WHAT YOU HAVE TO DO = Extract the entries in their exact form.

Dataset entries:
┏━━
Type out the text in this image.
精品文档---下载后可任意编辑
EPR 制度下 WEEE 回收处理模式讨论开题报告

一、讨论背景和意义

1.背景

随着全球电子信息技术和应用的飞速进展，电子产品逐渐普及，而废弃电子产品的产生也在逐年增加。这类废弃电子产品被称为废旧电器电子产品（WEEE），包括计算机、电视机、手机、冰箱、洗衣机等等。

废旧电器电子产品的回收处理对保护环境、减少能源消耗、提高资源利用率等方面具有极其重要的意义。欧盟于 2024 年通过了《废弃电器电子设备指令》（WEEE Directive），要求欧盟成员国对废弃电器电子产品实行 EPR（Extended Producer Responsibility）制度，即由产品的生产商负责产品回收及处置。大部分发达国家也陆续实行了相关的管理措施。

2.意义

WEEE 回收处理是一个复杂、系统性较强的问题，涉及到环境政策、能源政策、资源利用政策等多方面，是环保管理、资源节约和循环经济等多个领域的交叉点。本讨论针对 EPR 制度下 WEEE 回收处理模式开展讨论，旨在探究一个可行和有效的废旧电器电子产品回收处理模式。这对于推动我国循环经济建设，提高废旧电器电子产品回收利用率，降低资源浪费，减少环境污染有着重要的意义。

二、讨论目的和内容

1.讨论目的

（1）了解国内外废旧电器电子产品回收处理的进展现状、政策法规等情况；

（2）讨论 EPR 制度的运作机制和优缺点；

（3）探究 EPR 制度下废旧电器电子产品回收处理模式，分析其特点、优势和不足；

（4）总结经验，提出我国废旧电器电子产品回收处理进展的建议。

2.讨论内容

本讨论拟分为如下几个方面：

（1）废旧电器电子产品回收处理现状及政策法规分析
┗━━
ANSWER BELOW =
Type out the text in this image.
精品文档---下载后可任意编辑
EPR 制度下 WEEE 回收处理模式讨论开题报告

一、讨论背景和意义

1.背景

随着全球电子信息技术和应用的飞速进展，电子产品逐渐普及，而废弃电子产品的产生也在逐年增加。这类废弃电子产品被称为废旧电器电子产品（WEEE），包括计算机、电视机、手机、冰箱、洗衣机等等。

废旧电器电子产品的回收处理对保护环境、减少能源消耗、提高资源利用率等方面具有极其重要的意义。欧盟于 2024 年通过了《废弃电器电子设备指令》（WEEE Directive），要求欧盟成员国对废弃电器电子产品实行 EPR（Extended Producer Responsibility）制度，即由产品的生产商负责产品回收及处置。大部分发达国家也陆续实行了相关的管理措施。

2.意义

WEEE 回收处理是一个复杂、系统性较强的问题，涉及到环境政策、能源政策、资源利用政策等多方面，是环保管理、资源节约和循环经济等多个领域的交叉点。本讨论针对 EPR 制度下 WEEE 回收处理模式开展讨论，旨在探究一个可行和有效的废旧电器电子产品回收处理模式。这对于推动我国循环经济建设，提高废旧电器电子产品回收利用率，降低资源浪费，减少环境污染有着重要的意义。

二、讨论目的和内容

1.讨论目的

（1）了解国内外废旧电器电子产品回收处理的进展现状、政策法规等情况；

（2）讨论 EPR 制度的运作机制和优缺点；

（3）探究 EPR 制度下废旧电器电子产品回收处理模式，分析其特点、优势和不足；

（4）总结经验，提出我国废旧电器电子产品回收处理进展的建议。

2.讨论内容

本讨论拟分为如下几个方面：

（1）废旧电器电子产品回收处理现状及政策法规分析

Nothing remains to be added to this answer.